_EXERCISE DIRECTIONS_
Write out every single entry exactly.

[Stored records]
───

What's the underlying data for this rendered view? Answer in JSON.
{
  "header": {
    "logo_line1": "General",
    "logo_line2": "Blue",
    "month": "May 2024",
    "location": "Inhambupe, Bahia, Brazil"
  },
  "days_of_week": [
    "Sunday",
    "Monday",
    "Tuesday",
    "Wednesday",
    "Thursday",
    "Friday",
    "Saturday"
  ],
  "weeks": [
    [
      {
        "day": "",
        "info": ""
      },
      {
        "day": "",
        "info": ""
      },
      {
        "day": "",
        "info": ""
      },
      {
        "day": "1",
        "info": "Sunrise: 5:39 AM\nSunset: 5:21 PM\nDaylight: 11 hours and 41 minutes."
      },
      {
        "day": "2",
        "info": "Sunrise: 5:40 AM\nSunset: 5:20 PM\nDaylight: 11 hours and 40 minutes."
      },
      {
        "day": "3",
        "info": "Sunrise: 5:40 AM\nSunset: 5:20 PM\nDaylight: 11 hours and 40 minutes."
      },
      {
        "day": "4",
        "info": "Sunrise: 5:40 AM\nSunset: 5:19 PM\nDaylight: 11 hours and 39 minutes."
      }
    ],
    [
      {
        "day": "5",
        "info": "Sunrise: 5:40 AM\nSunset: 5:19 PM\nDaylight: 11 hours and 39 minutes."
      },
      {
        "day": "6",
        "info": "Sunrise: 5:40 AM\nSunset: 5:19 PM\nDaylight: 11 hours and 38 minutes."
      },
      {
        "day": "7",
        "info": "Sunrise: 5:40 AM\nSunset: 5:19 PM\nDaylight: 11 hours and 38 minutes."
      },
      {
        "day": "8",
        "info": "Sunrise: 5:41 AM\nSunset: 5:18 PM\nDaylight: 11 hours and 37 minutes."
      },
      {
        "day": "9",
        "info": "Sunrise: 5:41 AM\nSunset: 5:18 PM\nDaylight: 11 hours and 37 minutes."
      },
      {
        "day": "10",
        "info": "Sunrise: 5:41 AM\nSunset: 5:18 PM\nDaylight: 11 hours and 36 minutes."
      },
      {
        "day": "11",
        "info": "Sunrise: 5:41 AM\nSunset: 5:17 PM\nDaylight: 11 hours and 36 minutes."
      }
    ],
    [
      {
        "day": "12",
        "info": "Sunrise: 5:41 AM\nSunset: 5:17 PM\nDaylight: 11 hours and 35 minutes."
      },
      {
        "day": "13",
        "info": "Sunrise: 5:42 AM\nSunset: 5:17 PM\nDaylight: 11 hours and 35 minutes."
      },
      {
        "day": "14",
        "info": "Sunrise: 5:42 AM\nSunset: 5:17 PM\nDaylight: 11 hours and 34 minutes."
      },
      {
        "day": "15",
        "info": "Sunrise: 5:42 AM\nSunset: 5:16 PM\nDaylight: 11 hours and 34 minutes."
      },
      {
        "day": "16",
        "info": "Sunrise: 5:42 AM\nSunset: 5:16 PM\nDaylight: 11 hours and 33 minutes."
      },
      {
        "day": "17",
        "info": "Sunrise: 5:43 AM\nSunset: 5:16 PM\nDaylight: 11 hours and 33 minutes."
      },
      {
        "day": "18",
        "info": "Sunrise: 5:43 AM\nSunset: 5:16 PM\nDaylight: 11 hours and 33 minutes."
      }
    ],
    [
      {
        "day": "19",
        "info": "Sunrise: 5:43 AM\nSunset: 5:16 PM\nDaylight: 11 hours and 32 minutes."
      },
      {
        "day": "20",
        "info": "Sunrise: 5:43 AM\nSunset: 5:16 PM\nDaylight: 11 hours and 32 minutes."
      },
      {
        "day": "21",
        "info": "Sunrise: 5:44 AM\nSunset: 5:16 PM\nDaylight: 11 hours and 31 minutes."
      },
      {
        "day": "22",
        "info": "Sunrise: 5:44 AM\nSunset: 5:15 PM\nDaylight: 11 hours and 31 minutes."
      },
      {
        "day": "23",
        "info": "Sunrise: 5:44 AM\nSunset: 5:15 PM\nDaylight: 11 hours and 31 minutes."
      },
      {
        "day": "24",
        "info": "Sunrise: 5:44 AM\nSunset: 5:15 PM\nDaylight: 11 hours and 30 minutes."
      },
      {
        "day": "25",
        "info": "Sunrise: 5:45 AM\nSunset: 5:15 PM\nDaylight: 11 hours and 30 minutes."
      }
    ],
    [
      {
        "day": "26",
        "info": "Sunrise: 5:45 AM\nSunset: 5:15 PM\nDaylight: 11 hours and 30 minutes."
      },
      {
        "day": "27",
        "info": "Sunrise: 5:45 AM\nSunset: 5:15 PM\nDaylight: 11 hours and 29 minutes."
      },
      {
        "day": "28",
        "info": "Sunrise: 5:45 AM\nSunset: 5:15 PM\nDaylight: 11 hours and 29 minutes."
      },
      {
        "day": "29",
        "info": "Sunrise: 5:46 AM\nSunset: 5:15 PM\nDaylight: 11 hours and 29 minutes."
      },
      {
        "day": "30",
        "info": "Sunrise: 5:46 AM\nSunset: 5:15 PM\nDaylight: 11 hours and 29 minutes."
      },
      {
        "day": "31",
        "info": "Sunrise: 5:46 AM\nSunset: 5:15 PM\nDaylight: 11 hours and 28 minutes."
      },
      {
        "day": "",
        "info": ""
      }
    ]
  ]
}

───

_ANSWER IN FULL_
What's the underlying data for this rendered view? Answer in JSON.
{
  "header": {
    "logo_line1": "General",
    "logo_line2": "Blue",
    "month": "May 2024",
    "location": "Inhambupe, Bahia, Brazil"
  },
  "days_of_week": [
    "Sunday",
    "Monday",
    "Tuesday",
    "Wednesday",
    "Thursday",
    "Friday",
    "Saturday"
  ],
  "weeks": [
    [
      {
        "day": "",
        "info": ""
      },
      {
        "day": "",
        "info": ""
      },
      {
        "day": "",
        "info": ""
      },
      {
        "day": "1",
        "info": "Sunrise: 5:39 AM\nSunset: 5:21 PM\nDaylight: 11 hours and 41 minutes."
      },
      {
        "day": "2",
        "info": "Sunrise: 5:40 AM\nSunset: 5:20 PM\nDaylight: 11 hours and 40 minutes."
      },
      {
        "day": "3",
        "info": "Sunrise: 5:40 AM\nSunset: 5:20 PM\nDaylight: 11 hours and 40 minutes."
      },
      {
        "day": "4",
        "info": "Sunrise: 5:40 AM\nSunset: 5:19 PM\nDaylight: 11 hours and 39 minutes."
      }
    ],
    [
      {
        "day": "5",
        "info": "Sunrise: 5:40 AM\nSunset: 5:19 PM\nDaylight: 11 hours and 39 minutes."
      },
      {
        "day": "6",
        "info": "Sunrise: 5:40 AM\nSunset: 5:19 PM\nDaylight: 11 hours and 38 minutes."
      },
      {
        "day": "7",
        "info": "Sunrise: 5:40 AM\nSunset: 5:19 PM\nDaylight: 11 hours and 38 minutes."
      },
      {
        "day": "8",
        "info": "Sunrise: 5:41 AM\nSunset: 5:18 PM\nDaylight: 11 hours and 37 minutes."
      },
      {
        "day": "9",
        "info": "Sunrise: 5:41 AM\nSunset: 5:18 PM\nDaylight: 11 hours and 37 minutes."
      },
      {
        "day": "10",
        "info": "Sunrise: 5:41 AM\nSunset: 5:18 PM\nDaylight: 11 hours and 36 minutes."
      },
      {
        "day": "11",
        "info": "Sunrise: 5:41 AM\nSunset: 5:17 PM\nDaylight: 11 hours and 36 minutes."
      }
    ],
    [
      {
        "day": "12",
        "info": "Sunrise: 5:41 AM\nSunset: 5:17 PM\nDaylight: 11 hours and 35 minutes."
      },
      {
        "day": "13",
        "info": "Sunrise: 5:42 AM\nSunset: 5:17 PM\nDaylight: 11 hours and 35 minutes."
      },
      {
        "day": "14",
        "info": "Sunrise: 5:42 AM\nSunset: 5:17 PM\nDaylight: 11 hours and 34 minutes."
      },
      {
        "day": "15",
        "info": "Sunrise: 5:42 AM\nSunset: 5:16 PM\nDaylight: 11 hours and 34 minutes."
      },
      {
        "day": "16",
        "info": "Sunrise: 5:42 AM\nSunset: 5:16 PM\nDaylight: 11 hours and 33 minutes."
      },
      {
        "day": "17",
        "info": "Sunrise: 5:43 AM\nSunset: 5:16 PM\nDaylight: 11 hours and 33 minutes."
      },
      {
        "day": "18",
        "info": "Sunrise: 5:43 AM\nSunset: 5:16 PM\nDaylight: 11 hours and 33 minutes."
      }
    ],
    [
      {
        "day": "19",
        "info": "Sunrise: 5:43 AM\nSunset: 5:16 PM\nDaylight: 11 hours and 32 minutes."
      },
      {
        "day": "20",
        "info": "Sunrise: 5:43 AM\nSunset: 5:16 PM\nDaylight: 11 hours and 32 minutes."
      },
      {
        "day": "21",
        "info": "Sunrise: 5:44 AM\nSunset: 5:16 PM\nDaylight: 11 hours and 31 minutes."
      },
      {
        "day": "22",
        "info": "Sunrise: 5:44 AM\nSunset: 5:15 PM\nDaylight: 11 hours and 31 minutes."
      },
      {
        "day": "23",
        "info": "Sunrise: 5:44 AM\nSunset: 5:15 PM\nDaylight: 11 hours and 31 minutes."
      },
      {
        "day": "24",
        "info": "Sunrise: 5:44 AM\nSunset: 5:15 PM\nDaylight: 11 hours and 30 minutes."
      },
      {
        "day": "25",
        "info": "Sunrise: 5:45 AM\nSunset: 5:15 PM\nDaylight: 11 hours and 30 minutes."
      }
    ],
    [
      {
        "day": "26",
        "info": "Sunrise: 5:45 AM\nSunset: 5:15 PM\nDaylight: 11 hours and 30 minutes."
      },
      {
        "day": "27",
        "info": "Sunrise: 5:45 AM\nSunset: 5:15 PM\nDaylight: 11 hours and 29 minutes."
      },
      {
        "day": "28",
        "info": "Sunrise: 5:45 AM\nSunset: 5:15 PM\nDaylight: 11 hours and 29 minutes."
      },
      {
        "day": "29",
        "info": "Sunrise: 5:46 AM\nSunset: 5:15 PM\nDaylight: 11 hours and 29 minutes."
      },
      {
        "day": "30",
        "info": "Sunrise: 5:46 AM\nSunset: 5:15 PM\nDaylight: 11 hours and 29 minutes."
      },
      {
        "day": "31",
        "info": "Sunrise: 5:46 AM\nSunset: 5:15 PM\nDaylight: 11 hours and 28 minutes."
      },
      {
        "day": "",
        "info": ""
      }
    ]
  ]
}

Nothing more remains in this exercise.